Saved entries:

_____

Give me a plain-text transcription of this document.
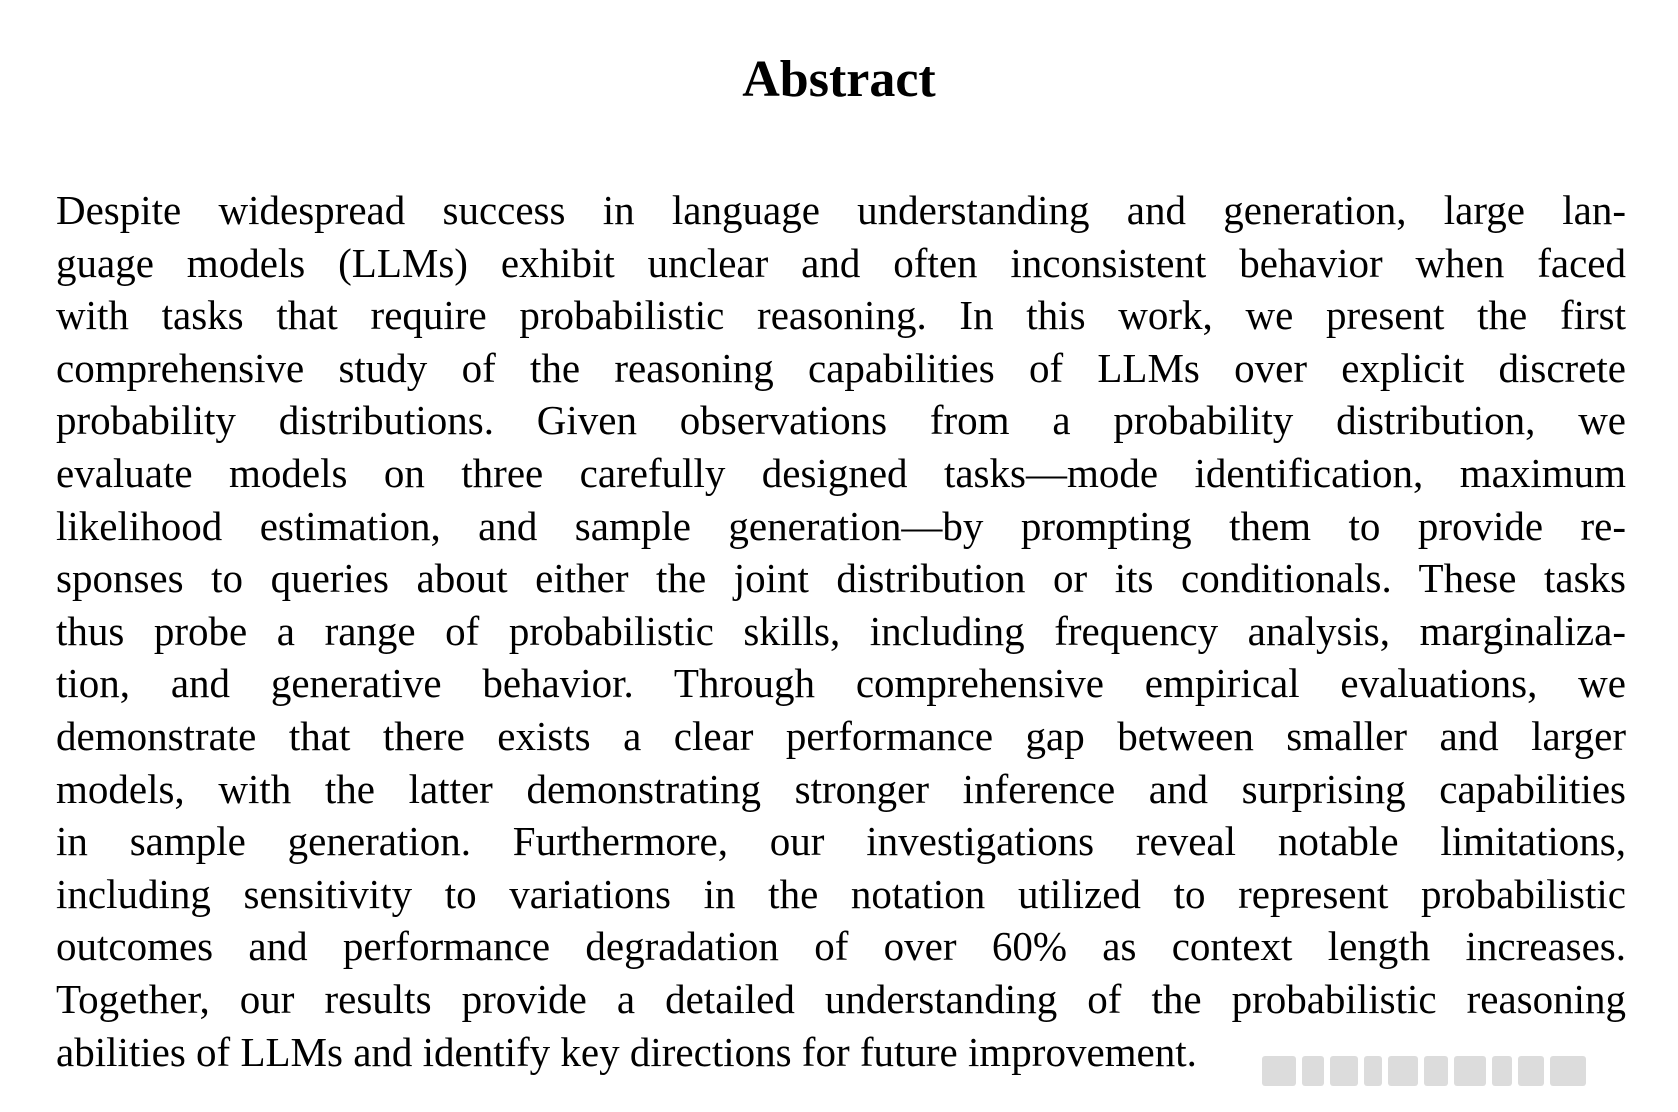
Abstract
Despite widespread success in language understanding and generation, large lan-
guage models (LLMs) exhibit unclear and often inconsistent behavior when faced
with tasks that require probabilistic reasoning. In this work, we present the first
comprehensive study of the reasoning capabilities of LLMs over explicit discrete
probability distributions. Given observations from a probability distribution, we
evaluate models on three carefully designed tasks—mode identification, maximum
likelihood estimation, and sample generation—by prompting them to provide re-
sponses to queries about either the joint distribution or its conditionals. These tasks
thus probe a range of probabilistic skills, including frequency analysis, marginaliza-
tion, and generative behavior. Through comprehensive empirical evaluations, we
demonstrate that there exists a clear performance gap between smaller and larger
models, with the latter demonstrating stronger inference and surprising capabilities
in sample generation. Furthermore, our investigations reveal notable limitations,
including sensitivity to variations in the notation utilized to represent probabilistic
outcomes and performance degradation of over 60% as context length increases.
Together, our results provide a detailed understanding of the probabilistic reasoning
abilities of LLMs and identify key directions for future improvement.
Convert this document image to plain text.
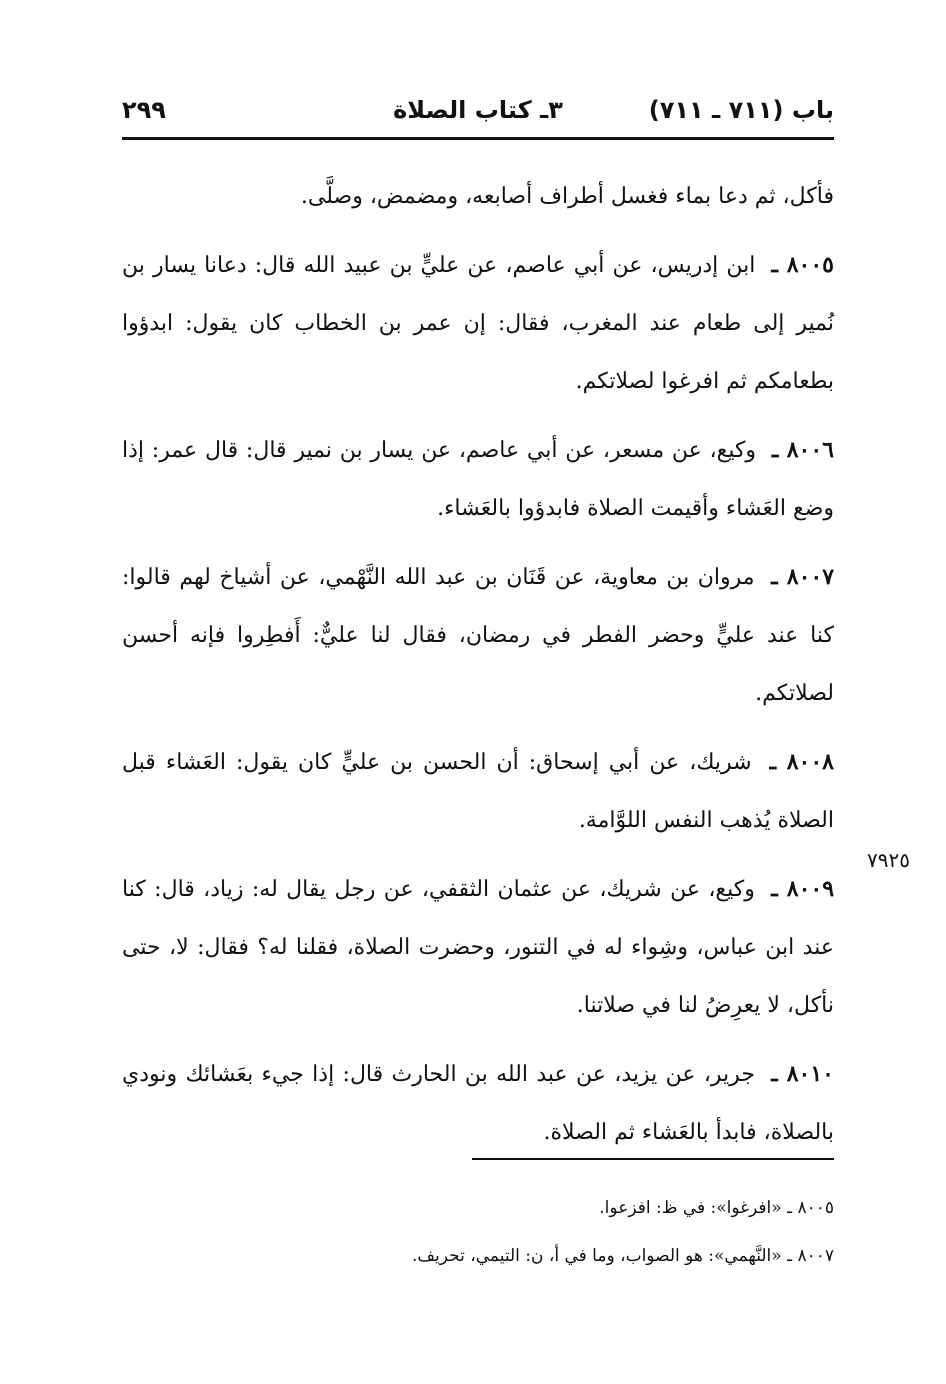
باب (٧١١ ـ ٧١١)
٣ـ كتاب الصلاة
٢٩٩
٧٩٢٥

فأكل، ثم دعا بماء فغسل أطراف أصابعه، ومضمض، وصلَّى.

٨٠٠٥ ـ ابن إدريس، عن أبي عاصم، عن عليٍّ بن عبيد الله قال: دعانا يسار بن نُمير إلى طعام عند المغرب، فقال: إن عمر بن الخطاب كان يقول: ابدؤوا بطعامكم ثم افرغوا لصلاتكم.

٨٠٠٦ ـ وكيع، عن مسعر، عن أبي عاصم، عن يسار بن نمير قال: قال عمر: إذا وضع العَشاء وأقيمت الصلاة فابدؤوا بالعَشاء.

٨٠٠٧ ـ مروان بن معاوية، عن قَنَان بن عبد الله النَّهْمي، عن أشياخ لهم قالوا: كنا عند عليٍّ وحضر الفطر في رمضان، فقال لنا عليٌّ: أَفطِروا فإنه أحسن لصلاتكم.

٨٠٠٨ ـ شريك، عن أبي إسحاق: أن الحسن بن عليٍّ كان يقول: العَشاء قبل الصلاة يُذهب النفس اللوَّامة.

٨٠٠٩ ـ وكيع، عن شريك، عن عثمان الثقفي، عن رجل يقال له: زياد، قال: كنا عند ابن عباس، وشِواء له في التنور، وحضرت الصلاة، فقلنا له؟ فقال: لا، حتى نأكل، لا يعرِضُ لنا في صلاتنا.

٨٠١٠ ـ جرير، عن يزيد، عن عبد الله بن الحارث قال: إذا جيء بعَشائك ونودي بالصلاة، فابدأ بالعَشاء ثم الصلاة.

٨٠٠٥ ـ «افرغوا»: في ظ: افزعوا.

٨٠٠٧ ـ «النَّهمي»: هو الصواب، وما في أ، ن: التيمي، تحريف.
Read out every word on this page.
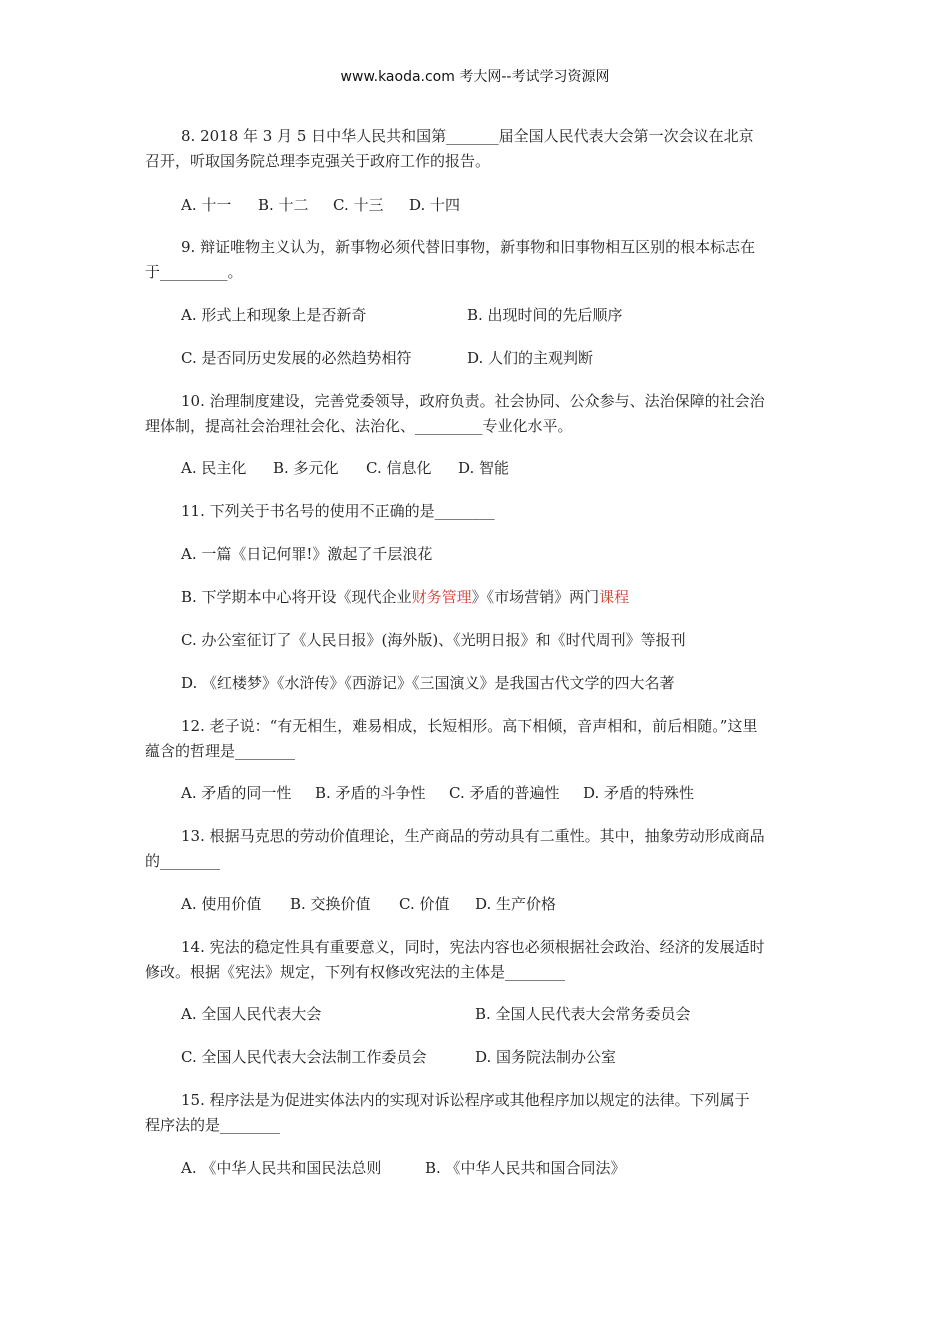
www.kaoda.com 考大网--考试学习资源网
8. 2018 年 3 月 5 日中华人民共和国第_______届全国人民代表大会第一次会议在北京
召开，听取国务院总理李克强关于政府工作的报告。
A. 十一 B. 十二 C. 十三 D. 十四
9. 辩证唯物主义认为，新事物必须代替旧事物，新事物和旧事物相互区别的根本标志在
于_________。
A. 形式上和现象上是否新奇	B. 出现时间的先后顺序
C. 是否同历史发展的必然趋势相符	D. 人们的主观判断
10. 治理制度建设，完善党委领导，政府负责。社会协同、公众参与、法治保障的社会治
理体制，提高社会治理社会化、法治化、_________专业化水平。
A. 民主化 B. 多元化 C. 信息化 D. 智能
11. 下列关于书名号的使用不正确的是________
A. 一篇《日记何罪!》激起了千层浪花
B. 下学期本中心将开设《现代企业财务管理》《市场营销》两门课程
C. 办公室征订了《人民日报》(海外版)、《光明日报》和《时代周刊》等报刊
D. 《红楼梦》《水浒传》《西游记》《三国演义》是我国古代文学的四大名著
12. 老子说：“有无相生，难易相成，长短相形。高下相倾，音声相和，前后相随。”这里
蕴含的哲理是________
A. 矛盾的同一性 B. 矛盾的斗争性 C. 矛盾的普遍性 D. 矛盾的特殊性
13. 根据马克思的劳动价值理论，生产商品的劳动具有二重性。其中，抽象劳动形成商品
的________
A. 使用价值 B. 交换价值 C. 价值 D. 生产价格
14. 宪法的稳定性具有重要意义，同时，宪法内容也必须根据社会政治、经济的发展适时
修改。根据《宪法》规定，下列有权修改宪法的主体是________
A. 全国人民代表大会	B. 全国人民代表大会常务委员会
C. 全国人民代表大会法制工作委员会	D. 国务院法制办公室
15. 程序法是为促进实体法内的实现对诉讼程序或其他程序加以规定的法律。下列属于
程序法的是________
A. 《中华人民共和国民法总则	B. 《中华人民共和国合同法》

_____

Given problem: All of the lines above should be printed exactly, minus the pictures.

Right answer:
Give me a plain-text transcription of this document.
Abstract
Despite widespread success in language understanding and generation, large lan-
guage models (LLMs) exhibit unclear and often inconsistent behavior when faced
with tasks that require probabilistic reasoning. In this work, we present the first
comprehensive study of the reasoning capabilities of LLMs over explicit discrete
probability distributions. Given observations from a probability distribution, we
evaluate models on three carefully designed tasks—mode identification, maximum
likelihood estimation, and sample generation—by prompting them to provide re-
sponses to queries about either the joint distribution or its conditionals. These tasks
thus probe a range of probabilistic skills, including frequency analysis, marginaliza-
tion, and generative behavior. Through comprehensive empirical evaluations, we
demonstrate that there exists a clear performance gap between smaller and larger
models, with the latter demonstrating stronger inference and surprising capabilities
in sample generation. Furthermore, our investigations reveal notable limitations,
including sensitivity to variations in the notation utilized to represent probabilistic
outcomes and performance degradation of over 60% as context length increases.
Together, our results provide a detailed understanding of the probabilistic reasoning
abilities of LLMs and identify key directions for future improvement.
Convert this document image to plain text.
باب (٧١١ ـ ٧١١)
٣ـ كتاب الصلاة
٢٩٩
٧٩٢٥

فأكل، ثم دعا بماء فغسل أطراف أصابعه، ومضمض، وصلَّى.

٨٠٠٥ ـ ابن إدريس، عن أبي عاصم، عن عليٍّ بن عبيد الله قال: دعانا يسار بن نُمير إلى طعام عند المغرب، فقال: إن عمر بن الخطاب كان يقول: ابدؤوا بطعامكم ثم افرغوا لصلاتكم.

٨٠٠٦ ـ وكيع، عن مسعر، عن أبي عاصم، عن يسار بن نمير قال: قال عمر: إذا وضع العَشاء وأقيمت الصلاة فابدؤوا بالعَشاء.

٨٠٠٧ ـ مروان بن معاوية، عن قَنَان بن عبد الله النَّهْمي، عن أشياخ لهم قالوا: كنا عند عليٍّ وحضر الفطر في رمضان، فقال لنا عليٌّ: أَفطِروا فإنه أحسن لصلاتكم.

٨٠٠٨ ـ شريك، عن أبي إسحاق: أن الحسن بن عليٍّ كان يقول: العَشاء قبل الصلاة يُذهب النفس اللوَّامة.

٨٠٠٩ ـ وكيع، عن شريك، عن عثمان الثقفي، عن رجل يقال له: زياد، قال: كنا عند ابن عباس، وشِواء له في التنور، وحضرت الصلاة، فقلنا له؟ فقال: لا، حتى نأكل، لا يعرِضُ لنا في صلاتنا.

٨٠١٠ ـ جرير، عن يزيد، عن عبد الله بن الحارث قال: إذا جيء بعَشائك ونودي بالصلاة، فابدأ بالعَشاء ثم الصلاة.

٨٠٠٥ ـ «افرغوا»: في ظ: افزعوا.

٨٠٠٧ ـ «النَّهمي»: هو الصواب، وما في أ، ن: التيمي، تحريف.
Read out every word on this page.
www.kaoda.com 考大网--考试学习资源网
8. 2018 年 3 月 5 日中华人民共和国第_______届全国人民代表大会第一次会议在北京
召开，听取国务院总理李克强关于政府工作的报告。
A. 十一 B. 十二 C. 十三 D. 十四
9. 辩证唯物主义认为，新事物必须代替旧事物，新事物和旧事物相互区别的根本标志在
于_________。
A. 形式上和现象上是否新奇	B. 出现时间的先后顺序
C. 是否同历史发展的必然趋势相符	D. 人们的主观判断
10. 治理制度建设，完善党委领导，政府负责。社会协同、公众参与、法治保障的社会治
理体制，提高社会治理社会化、法治化、_________专业化水平。
A. 民主化 B. 多元化 C. 信息化 D. 智能
11. 下列关于书名号的使用不正确的是________
A. 一篇《日记何罪!》激起了千层浪花
B. 下学期本中心将开设《现代企业财务管理》《市场营销》两门课程
C. 办公室征订了《人民日报》(海外版)、《光明日报》和《时代周刊》等报刊
D. 《红楼梦》《水浒传》《西游记》《三国演义》是我国古代文学的四大名著
12. 老子说：“有无相生，难易相成，长短相形。高下相倾，音声相和，前后相随。”这里
蕴含的哲理是________
A. 矛盾的同一性 B. 矛盾的斗争性 C. 矛盾的普遍性 D. 矛盾的特殊性
13. 根据马克思的劳动价值理论，生产商品的劳动具有二重性。其中，抽象劳动形成商品
的________
A. 使用价值 B. 交换价值 C. 价值 D. 生产价格
14. 宪法的稳定性具有重要意义，同时，宪法内容也必须根据社会政治、经济的发展适时
修改。根据《宪法》规定，下列有权修改宪法的主体是________
A. 全国人民代表大会	B. 全国人民代表大会常务委员会
C. 全国人民代表大会法制工作委员会	D. 国务院法制办公室
15. 程序法是为促进实体法内的实现对诉讼程序或其他程序加以规定的法律。下列属于
程序法的是________
A. 《中华人民共和国民法总则	B. 《中华人民共和国合同法》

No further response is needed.